VORLIEGENDER TEXT:
Wie es möglich wurde. Vor 100 Jahren siegte die Faschistische Revolution in Italien

Nach dem Ersten Weltkrieg brachen in Italien schwere Unruhen aus. Die schlechte Wirtschaftslage und die immense Verteuerung lebenswichtiger Alltagsgüter – mit anderen Worten der Hunger – trieben die Menschen auf die Straße. Sie folgten der Sozialistischen Partei, die den Krieg für die Misere verantwortlich machte und keine Willkommenskultur kannte für die Soldaten, die ohne großes Zeremoniell von der Alpenfront nach Hause geschickt worden waren. Sie wurden von den Demonstranten beschimpft und nicht selten verprügelt. Besonders die Arditi, eine Elitetruppe der Armee, waren den Sozialisten verhasst, weil sie Anhänger der Monarchie und patriotisch eingestellt waren und den Krieg mit Begeisterung und Opferbereitschaft geführt hatten.

Die Unruhen breiteten sich aus, sie sollten zwei Jahre anhalten und als „Biennio Rosso“ in die Geschichte eingehen, die Zwei Roten Jahre. 1919 es kam zu 1800 Streiks, an denen sich 1.5 Millionen Arbeiter beteiligten. Zahlreiche Fabriken wurden von bewaffneten Arbeitern besetzt und einige Kapitalisten eingesperrt. Auch eine halbe Million Landarbeiter streikten. Sie setzten durch, dass die Verwaltung ihrer Arbeitskraft in die Hände der Gewerkschaften gelegt wurde. Dies bedeutete eine weitgehende Entmachtung der Großgrundbesitzer, die nicht mehr das Recht hatten, selbst über Einstellungen und Entlassungen zu bestimmen. Zu dem Zweck mussten sie sich nun in die Arbeitskammern der Gewerkschaften begeben und höflich ihr Ansinnen vortragen – eine unerträgliche Demütigung für die Herren, die es gewohnt waren zu befehlen. Die liberale Regierung tat nichts, um die Fabrikbesetzungen zu beenden. Auch die Landarbeiter ließ sie gewähren, die die Dörfer kontrollierten, wenn gestreikt wurde. Geschäfte mussten schließen, das öffentliche Leben kam zum Erliegen – wehe dem, der sich den Anweisungen der Bauernligen widersetzte!

DATENSÄTZE:

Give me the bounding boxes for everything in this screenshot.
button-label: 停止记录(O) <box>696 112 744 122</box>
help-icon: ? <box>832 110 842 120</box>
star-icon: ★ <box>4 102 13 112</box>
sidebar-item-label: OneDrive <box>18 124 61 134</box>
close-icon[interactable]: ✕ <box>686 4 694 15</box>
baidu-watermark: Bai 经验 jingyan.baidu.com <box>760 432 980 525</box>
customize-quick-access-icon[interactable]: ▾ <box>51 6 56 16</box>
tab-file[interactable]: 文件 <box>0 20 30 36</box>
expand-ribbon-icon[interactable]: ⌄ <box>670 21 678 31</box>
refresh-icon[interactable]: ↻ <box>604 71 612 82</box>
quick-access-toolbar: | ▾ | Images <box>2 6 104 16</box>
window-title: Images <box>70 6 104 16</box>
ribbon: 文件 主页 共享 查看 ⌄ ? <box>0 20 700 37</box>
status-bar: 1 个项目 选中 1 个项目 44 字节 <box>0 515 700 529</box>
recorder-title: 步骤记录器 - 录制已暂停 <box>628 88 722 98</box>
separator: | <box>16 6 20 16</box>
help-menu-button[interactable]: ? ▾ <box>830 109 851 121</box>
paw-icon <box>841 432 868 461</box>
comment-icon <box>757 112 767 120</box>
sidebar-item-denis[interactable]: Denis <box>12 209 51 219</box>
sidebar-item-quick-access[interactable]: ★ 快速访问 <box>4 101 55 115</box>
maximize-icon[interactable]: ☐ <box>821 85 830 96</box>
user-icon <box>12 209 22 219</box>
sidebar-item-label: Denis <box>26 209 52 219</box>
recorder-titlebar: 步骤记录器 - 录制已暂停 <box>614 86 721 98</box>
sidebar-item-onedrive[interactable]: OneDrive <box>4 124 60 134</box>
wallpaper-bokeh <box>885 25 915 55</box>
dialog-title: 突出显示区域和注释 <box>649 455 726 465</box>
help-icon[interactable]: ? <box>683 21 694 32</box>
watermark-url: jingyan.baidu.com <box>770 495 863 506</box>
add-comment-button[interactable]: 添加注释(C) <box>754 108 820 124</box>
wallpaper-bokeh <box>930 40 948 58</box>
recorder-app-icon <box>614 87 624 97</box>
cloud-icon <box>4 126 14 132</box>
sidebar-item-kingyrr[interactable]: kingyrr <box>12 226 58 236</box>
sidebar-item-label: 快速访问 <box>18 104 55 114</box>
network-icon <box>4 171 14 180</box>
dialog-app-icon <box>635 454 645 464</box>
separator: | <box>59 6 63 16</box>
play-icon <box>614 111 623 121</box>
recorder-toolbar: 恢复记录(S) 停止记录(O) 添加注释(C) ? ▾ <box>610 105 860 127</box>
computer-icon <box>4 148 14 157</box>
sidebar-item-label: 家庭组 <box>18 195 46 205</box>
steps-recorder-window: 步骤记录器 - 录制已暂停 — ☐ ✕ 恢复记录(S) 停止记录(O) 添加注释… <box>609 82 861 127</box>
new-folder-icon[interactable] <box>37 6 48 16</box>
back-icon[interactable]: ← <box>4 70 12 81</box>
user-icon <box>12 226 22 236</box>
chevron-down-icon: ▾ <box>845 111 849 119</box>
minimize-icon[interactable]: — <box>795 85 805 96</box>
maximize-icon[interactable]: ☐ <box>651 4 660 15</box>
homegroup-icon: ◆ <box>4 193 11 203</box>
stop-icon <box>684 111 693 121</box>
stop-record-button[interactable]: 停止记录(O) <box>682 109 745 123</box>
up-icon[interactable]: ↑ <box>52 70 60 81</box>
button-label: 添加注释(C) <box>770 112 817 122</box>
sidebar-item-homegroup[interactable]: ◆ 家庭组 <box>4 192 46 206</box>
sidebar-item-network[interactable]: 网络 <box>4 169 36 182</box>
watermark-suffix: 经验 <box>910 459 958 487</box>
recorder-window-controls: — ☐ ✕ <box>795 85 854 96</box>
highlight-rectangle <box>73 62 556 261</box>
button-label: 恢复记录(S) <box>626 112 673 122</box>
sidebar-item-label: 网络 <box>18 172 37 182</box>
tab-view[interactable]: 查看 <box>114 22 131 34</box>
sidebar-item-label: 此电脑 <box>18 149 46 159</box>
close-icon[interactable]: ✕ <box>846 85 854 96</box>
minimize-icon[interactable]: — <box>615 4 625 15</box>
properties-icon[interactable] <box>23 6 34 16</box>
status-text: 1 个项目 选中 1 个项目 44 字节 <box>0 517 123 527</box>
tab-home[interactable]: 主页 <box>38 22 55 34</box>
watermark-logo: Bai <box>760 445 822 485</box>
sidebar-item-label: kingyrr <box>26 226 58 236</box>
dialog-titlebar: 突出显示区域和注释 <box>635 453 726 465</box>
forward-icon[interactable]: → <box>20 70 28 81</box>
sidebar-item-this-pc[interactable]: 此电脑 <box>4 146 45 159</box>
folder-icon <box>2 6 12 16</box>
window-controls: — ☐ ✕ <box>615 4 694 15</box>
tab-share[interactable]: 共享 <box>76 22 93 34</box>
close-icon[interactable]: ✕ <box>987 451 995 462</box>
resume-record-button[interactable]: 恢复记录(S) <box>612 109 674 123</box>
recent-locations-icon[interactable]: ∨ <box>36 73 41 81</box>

AUFGABENSTELLUNG:
**1)** Nennen Sie alle Zahlen, die im Text über die Unruhen in Italien nach dem Ersten Weltkrieg in Ziffern geschrieben sind.
**2)** Schreiben Sie aus dem Text über die Unruhen in Italien nach dem Ersten Weltkrieg die Passage von „Wie es möglich“ bis einschließlich „Opferbereitschaft geführt hatten.“ wortgetreu ab.
Die Datensätze stehen in keinem inhaltlichen Zusammenhang mit dem Text.

LÖSUNGEN JE AUFGABE:
**1)** 100; 1919; 1800; 1.5

**2)**
Wie es möglich wurde. Vor 100 Jahren siegte die Faschistische Revolution in Italien

Nach dem Ersten Weltkrieg brachen in Italien schwere Unruhen aus. Die schlechte Wirtschaftslage und die immense Verteuerung lebenswichtiger Alltagsgüter – mit anderen Worten der Hunger – trieben die Menschen auf die Straße. Sie folgten der Sozialistischen Partei, die den Krieg für die Misere verantwortlich machte und keine Willkommenskultur kannte für die Soldaten, die ohne großes Zeremoniell von der Alpenfront nach Hause geschickt worden waren. Sie wurden von den Demonstranten beschimpft und nicht selten verprügelt. Besonders die Arditi, eine Elitetruppe der Armee, waren den Sozialisten verhasst, weil sie Anhänger der Monarchie und patriotisch eingestellt waren und den Krieg mit Begeisterung und Opferbereitschaft geführt hatten.